Collected data entries
* BEGIN *
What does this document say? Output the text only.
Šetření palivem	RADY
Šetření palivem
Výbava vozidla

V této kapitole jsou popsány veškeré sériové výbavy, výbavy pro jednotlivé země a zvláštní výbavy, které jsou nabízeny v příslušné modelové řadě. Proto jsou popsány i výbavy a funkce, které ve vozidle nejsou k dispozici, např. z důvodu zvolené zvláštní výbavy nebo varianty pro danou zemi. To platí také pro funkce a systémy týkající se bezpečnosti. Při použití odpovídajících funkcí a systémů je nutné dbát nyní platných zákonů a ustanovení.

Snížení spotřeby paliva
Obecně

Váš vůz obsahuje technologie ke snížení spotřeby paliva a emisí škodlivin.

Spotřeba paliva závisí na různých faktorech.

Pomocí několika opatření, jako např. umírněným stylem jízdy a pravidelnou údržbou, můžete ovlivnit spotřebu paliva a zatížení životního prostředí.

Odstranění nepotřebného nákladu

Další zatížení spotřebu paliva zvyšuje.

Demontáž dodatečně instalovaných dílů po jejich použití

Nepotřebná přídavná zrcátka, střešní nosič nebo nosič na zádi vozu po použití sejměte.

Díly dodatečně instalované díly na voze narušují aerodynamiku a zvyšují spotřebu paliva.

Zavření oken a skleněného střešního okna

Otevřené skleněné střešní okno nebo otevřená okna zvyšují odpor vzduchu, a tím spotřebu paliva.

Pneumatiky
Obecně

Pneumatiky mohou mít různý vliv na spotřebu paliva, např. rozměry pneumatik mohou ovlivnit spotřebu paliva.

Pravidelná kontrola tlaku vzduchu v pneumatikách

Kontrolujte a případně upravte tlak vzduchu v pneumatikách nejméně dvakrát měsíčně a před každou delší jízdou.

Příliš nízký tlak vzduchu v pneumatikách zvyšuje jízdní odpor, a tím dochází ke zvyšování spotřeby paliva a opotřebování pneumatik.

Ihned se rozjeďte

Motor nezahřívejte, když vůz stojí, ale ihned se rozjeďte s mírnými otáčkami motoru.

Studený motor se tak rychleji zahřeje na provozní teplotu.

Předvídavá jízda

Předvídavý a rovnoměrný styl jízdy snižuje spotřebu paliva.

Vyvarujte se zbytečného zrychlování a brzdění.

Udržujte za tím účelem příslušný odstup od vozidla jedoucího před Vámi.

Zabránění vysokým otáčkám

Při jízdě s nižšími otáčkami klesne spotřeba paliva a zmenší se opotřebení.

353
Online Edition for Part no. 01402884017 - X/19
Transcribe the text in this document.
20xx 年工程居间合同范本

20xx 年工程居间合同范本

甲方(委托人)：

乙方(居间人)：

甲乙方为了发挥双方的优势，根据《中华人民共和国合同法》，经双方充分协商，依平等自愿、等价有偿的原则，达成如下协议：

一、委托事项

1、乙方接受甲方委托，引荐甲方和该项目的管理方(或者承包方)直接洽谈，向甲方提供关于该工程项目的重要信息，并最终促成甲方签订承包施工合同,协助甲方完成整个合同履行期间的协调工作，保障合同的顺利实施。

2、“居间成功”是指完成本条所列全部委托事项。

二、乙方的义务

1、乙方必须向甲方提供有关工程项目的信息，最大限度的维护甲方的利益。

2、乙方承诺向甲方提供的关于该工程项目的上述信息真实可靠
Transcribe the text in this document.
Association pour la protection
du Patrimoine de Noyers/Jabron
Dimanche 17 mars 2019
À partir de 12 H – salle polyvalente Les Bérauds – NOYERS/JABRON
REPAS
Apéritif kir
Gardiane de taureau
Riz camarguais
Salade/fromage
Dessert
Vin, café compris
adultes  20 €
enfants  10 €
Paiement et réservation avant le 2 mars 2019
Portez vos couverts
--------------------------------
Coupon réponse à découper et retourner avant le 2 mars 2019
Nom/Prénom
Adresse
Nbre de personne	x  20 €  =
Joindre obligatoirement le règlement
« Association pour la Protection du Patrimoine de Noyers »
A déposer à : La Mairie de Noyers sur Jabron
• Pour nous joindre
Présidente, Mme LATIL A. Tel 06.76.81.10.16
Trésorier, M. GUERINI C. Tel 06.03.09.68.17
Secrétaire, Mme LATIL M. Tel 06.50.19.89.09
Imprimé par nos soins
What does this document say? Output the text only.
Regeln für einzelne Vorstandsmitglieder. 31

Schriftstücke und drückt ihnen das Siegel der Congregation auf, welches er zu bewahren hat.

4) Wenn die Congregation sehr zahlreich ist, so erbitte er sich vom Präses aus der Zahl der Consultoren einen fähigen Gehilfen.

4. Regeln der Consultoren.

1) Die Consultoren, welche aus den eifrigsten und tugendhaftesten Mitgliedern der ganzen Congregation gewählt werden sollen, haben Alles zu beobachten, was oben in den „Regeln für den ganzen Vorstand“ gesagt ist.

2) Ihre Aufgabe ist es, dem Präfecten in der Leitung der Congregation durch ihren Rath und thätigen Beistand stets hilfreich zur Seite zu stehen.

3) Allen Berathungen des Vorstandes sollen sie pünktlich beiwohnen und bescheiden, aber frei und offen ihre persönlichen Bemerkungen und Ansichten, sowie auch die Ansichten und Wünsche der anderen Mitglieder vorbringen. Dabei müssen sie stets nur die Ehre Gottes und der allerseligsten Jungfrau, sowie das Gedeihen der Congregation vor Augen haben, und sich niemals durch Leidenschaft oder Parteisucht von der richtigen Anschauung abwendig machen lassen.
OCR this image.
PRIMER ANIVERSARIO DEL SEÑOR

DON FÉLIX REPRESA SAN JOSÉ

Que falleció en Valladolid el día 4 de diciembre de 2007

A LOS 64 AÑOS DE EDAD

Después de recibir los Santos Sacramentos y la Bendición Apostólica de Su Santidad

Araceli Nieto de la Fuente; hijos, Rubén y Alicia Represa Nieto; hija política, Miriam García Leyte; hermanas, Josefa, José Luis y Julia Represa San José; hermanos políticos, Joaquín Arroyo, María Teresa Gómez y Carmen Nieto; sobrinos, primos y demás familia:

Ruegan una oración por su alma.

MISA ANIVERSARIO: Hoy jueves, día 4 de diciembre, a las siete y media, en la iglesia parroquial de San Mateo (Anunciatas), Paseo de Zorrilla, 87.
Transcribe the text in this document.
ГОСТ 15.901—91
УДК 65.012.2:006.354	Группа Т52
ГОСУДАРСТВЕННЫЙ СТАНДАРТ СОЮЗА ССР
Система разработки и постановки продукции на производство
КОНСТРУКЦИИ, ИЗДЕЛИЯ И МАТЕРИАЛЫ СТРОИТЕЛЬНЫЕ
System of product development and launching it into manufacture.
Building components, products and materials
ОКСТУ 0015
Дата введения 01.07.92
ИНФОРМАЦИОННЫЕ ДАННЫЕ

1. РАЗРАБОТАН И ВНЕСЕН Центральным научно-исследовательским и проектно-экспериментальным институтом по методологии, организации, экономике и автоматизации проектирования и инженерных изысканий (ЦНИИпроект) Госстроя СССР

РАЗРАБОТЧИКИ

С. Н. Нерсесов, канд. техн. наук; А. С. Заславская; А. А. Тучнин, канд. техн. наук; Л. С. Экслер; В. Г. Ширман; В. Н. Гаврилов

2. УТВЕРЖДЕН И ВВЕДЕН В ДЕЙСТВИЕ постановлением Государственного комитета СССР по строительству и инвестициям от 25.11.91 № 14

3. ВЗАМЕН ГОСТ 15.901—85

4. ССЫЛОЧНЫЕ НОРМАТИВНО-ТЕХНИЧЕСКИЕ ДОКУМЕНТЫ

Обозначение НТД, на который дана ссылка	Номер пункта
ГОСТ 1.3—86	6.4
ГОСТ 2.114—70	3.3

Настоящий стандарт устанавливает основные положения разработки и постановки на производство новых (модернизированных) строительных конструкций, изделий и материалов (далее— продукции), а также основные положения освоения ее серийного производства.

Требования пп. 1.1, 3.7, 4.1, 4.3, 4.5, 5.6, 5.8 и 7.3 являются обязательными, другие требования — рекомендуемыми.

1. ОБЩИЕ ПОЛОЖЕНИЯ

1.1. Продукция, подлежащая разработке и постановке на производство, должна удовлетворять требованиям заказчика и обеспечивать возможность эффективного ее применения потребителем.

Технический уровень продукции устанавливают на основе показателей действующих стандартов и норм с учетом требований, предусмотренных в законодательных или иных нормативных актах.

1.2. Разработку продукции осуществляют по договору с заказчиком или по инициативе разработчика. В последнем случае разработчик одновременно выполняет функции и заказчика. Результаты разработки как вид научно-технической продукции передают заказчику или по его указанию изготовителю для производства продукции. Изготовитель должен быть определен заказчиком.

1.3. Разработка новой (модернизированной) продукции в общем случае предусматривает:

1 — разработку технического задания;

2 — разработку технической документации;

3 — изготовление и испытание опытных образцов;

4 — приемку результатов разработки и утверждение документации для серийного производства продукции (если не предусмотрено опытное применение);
* END *
DIRECTIONS FOR THIS TASK
From the listing above, report the number of lines containing the string "постановки", without any accompanying remarks.

TASK RESULT
2